───── Given data ─────

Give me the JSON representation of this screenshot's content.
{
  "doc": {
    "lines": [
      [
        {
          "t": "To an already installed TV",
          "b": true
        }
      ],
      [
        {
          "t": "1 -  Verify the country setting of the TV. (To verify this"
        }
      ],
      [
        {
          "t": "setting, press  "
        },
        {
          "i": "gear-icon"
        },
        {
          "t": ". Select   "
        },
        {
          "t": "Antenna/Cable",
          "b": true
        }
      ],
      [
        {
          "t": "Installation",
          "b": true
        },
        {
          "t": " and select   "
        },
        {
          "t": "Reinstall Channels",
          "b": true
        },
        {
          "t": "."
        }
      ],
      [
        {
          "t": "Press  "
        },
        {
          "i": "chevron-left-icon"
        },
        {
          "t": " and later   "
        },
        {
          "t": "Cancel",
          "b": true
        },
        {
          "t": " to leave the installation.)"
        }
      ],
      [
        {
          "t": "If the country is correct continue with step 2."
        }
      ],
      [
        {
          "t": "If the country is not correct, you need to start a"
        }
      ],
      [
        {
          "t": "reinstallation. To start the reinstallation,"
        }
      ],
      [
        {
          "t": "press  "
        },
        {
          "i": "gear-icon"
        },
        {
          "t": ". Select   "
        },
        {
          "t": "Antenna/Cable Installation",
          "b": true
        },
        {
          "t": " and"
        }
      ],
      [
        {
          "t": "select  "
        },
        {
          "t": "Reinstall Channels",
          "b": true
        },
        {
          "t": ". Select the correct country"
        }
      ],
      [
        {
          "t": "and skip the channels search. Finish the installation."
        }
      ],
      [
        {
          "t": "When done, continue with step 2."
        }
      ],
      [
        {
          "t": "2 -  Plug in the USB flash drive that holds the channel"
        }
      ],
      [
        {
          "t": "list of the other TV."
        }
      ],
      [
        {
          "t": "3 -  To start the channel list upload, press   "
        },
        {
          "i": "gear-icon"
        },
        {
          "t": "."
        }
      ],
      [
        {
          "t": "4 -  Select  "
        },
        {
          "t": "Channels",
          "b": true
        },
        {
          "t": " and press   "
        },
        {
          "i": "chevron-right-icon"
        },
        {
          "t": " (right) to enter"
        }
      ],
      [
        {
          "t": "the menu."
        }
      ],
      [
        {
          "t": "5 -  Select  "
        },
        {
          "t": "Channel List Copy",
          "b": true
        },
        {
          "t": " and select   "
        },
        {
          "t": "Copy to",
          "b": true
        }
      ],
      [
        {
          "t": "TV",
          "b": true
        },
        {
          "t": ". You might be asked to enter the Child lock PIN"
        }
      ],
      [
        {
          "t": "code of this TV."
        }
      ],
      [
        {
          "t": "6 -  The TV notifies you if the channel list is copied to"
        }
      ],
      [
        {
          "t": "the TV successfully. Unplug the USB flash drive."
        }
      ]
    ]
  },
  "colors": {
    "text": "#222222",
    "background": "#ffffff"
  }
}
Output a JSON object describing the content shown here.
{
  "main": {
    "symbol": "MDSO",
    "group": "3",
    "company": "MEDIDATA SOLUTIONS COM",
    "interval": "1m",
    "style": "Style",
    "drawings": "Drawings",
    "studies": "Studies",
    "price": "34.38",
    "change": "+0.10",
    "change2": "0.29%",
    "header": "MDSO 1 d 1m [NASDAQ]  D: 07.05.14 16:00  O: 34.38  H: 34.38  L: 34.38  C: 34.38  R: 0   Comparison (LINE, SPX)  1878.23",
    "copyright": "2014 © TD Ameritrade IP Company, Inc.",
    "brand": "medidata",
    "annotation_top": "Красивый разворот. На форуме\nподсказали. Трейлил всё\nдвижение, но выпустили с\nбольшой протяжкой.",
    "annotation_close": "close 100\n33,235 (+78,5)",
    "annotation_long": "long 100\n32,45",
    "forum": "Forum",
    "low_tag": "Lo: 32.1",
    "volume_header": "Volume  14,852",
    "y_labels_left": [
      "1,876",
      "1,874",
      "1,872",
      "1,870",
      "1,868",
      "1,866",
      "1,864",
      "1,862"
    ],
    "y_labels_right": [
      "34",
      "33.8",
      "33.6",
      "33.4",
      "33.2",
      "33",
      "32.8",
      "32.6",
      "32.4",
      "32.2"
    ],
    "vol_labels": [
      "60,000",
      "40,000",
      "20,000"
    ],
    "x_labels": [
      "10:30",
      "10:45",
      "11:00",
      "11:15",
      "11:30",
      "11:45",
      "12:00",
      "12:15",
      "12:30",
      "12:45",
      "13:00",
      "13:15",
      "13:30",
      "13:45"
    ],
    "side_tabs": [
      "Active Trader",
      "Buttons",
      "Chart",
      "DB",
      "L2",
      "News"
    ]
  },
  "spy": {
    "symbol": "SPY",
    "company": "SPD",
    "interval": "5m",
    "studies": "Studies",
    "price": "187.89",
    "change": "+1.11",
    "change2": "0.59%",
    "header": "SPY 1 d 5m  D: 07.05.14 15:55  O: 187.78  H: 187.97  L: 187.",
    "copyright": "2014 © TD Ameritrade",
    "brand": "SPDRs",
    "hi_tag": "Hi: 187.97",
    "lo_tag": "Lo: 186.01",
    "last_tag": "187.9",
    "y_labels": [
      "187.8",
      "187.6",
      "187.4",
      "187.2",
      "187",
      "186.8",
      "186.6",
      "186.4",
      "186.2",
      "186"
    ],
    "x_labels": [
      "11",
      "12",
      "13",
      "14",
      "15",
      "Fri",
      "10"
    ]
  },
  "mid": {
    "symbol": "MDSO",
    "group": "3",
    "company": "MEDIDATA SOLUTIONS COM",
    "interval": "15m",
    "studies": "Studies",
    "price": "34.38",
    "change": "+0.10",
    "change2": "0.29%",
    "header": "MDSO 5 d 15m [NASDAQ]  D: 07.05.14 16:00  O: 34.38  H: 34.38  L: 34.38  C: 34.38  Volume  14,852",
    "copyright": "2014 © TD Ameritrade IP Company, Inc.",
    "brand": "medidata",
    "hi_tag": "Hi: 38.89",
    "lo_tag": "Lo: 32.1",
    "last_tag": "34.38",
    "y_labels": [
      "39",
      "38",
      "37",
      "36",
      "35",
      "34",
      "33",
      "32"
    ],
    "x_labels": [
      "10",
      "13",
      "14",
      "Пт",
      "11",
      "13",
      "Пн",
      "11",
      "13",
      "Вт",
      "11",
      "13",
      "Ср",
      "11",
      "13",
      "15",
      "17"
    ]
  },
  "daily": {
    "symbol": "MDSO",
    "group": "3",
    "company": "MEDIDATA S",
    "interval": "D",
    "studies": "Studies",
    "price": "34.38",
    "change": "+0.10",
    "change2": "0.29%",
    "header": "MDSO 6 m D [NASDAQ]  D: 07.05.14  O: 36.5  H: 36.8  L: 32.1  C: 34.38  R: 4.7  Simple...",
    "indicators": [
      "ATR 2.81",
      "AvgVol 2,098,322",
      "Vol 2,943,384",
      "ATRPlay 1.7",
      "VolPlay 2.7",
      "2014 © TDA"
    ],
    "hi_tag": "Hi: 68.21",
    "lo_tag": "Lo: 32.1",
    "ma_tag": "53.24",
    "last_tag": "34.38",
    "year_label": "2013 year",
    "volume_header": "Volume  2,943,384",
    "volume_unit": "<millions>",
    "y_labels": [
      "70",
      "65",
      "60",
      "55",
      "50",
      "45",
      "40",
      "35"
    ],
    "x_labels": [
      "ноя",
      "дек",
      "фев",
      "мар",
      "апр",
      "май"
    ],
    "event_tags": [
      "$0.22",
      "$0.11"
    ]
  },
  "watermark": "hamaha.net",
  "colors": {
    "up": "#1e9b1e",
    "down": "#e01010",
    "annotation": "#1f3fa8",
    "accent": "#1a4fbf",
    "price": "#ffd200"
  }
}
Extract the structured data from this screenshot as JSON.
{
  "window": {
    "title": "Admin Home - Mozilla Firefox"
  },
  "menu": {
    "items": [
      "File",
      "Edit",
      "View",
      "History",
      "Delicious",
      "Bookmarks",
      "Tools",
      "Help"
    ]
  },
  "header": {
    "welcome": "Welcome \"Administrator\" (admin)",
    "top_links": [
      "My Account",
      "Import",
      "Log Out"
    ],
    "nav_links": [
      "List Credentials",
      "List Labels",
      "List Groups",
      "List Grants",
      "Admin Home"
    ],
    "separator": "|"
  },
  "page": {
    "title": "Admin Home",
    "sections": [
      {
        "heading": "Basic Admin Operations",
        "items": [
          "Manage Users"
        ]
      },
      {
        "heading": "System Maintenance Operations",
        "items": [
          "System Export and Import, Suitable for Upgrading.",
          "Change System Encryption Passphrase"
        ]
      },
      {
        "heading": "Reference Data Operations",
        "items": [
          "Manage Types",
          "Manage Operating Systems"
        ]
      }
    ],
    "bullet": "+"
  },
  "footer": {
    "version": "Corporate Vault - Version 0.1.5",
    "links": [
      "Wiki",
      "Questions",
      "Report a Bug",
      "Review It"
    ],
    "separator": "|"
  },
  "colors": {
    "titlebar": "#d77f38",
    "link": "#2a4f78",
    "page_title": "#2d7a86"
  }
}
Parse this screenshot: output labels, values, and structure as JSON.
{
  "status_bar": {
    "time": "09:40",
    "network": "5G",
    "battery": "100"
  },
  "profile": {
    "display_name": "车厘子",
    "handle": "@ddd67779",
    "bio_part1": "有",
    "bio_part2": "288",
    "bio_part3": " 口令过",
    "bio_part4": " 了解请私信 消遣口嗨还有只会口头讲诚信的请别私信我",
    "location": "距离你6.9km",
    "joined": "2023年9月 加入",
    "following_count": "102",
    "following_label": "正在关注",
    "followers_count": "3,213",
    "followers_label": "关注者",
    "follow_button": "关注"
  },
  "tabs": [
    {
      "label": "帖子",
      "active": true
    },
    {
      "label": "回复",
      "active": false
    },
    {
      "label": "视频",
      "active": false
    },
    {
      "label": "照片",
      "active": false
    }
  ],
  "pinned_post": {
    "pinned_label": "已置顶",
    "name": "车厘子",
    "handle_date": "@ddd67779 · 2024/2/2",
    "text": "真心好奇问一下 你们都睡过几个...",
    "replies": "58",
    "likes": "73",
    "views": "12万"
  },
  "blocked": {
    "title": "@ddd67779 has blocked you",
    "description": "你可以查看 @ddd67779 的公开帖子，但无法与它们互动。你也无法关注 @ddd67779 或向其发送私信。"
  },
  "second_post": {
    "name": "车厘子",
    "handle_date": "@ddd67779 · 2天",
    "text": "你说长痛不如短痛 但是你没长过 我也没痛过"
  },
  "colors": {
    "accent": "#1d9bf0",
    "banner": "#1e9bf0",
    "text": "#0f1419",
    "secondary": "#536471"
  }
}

─────

The problem —
Identify every line above with the string "chevron" in it. Copy those lines.

Task answer —
          "i": "chevron-left-icon"
          "i": "chevron-right-icon"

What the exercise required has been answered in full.